Return the lines below that carry the word "projects".
___ GIVEN DATA
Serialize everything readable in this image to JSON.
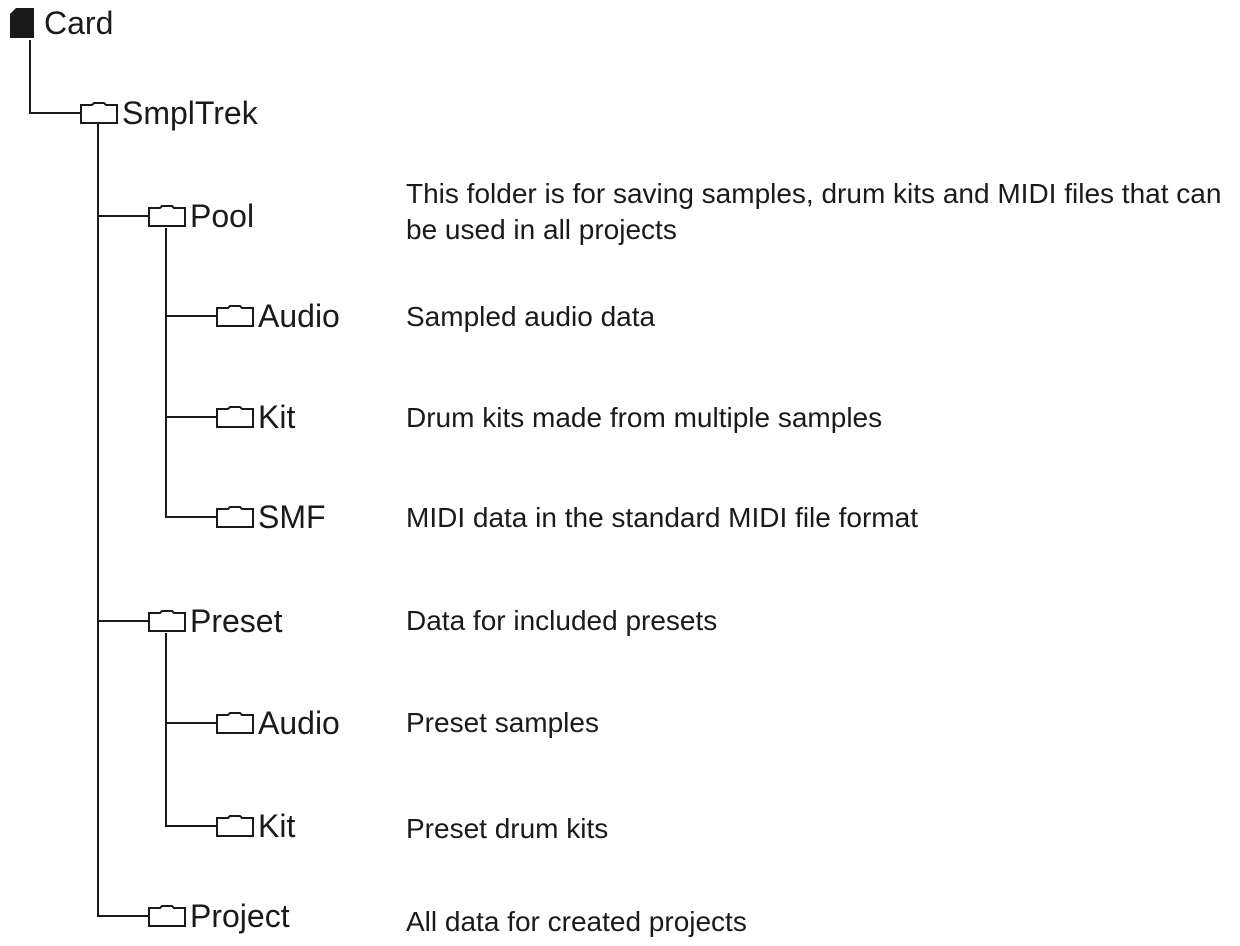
{
  "tree": {
    "root": {
      "label": "Card",
      "icon": "sd-card-icon"
    },
    "smpltrek": {
      "label": "SmplTrek",
      "icon": "folder-icon"
    },
    "pool": {
      "label": "Pool",
      "icon": "folder-icon",
      "description": "This folder is for saving samples, drum kits and MIDI files that can be used in all projects"
    },
    "pool_audio": {
      "label": "Audio",
      "icon": "folder-icon",
      "description": "Sampled audio data"
    },
    "pool_kit": {
      "label": "Kit",
      "icon": "folder-icon",
      "description": "Drum kits made from multiple samples"
    },
    "pool_smf": {
      "label": "SMF",
      "icon": "folder-icon",
      "description": "MIDI data in the standard MIDI file format"
    },
    "preset": {
      "label": "Preset",
      "icon": "folder-icon",
      "description": "Data for included presets"
    },
    "preset_audio": {
      "label": "Audio",
      "icon": "folder-icon",
      "description": "Preset samples"
    },
    "preset_kit": {
      "label": "Kit",
      "icon": "folder-icon",
      "description": "Preset drum kits"
    },
    "project": {
      "label": "Project",
      "icon": "folder-icon",
      "description": "All data for created projects"
    }
  }
}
______
CORRECT ANSWER:
      "description": "This folder is for saving samples, drum kits and MIDI files that can be used in all projects"
      "description": "All data for created projects"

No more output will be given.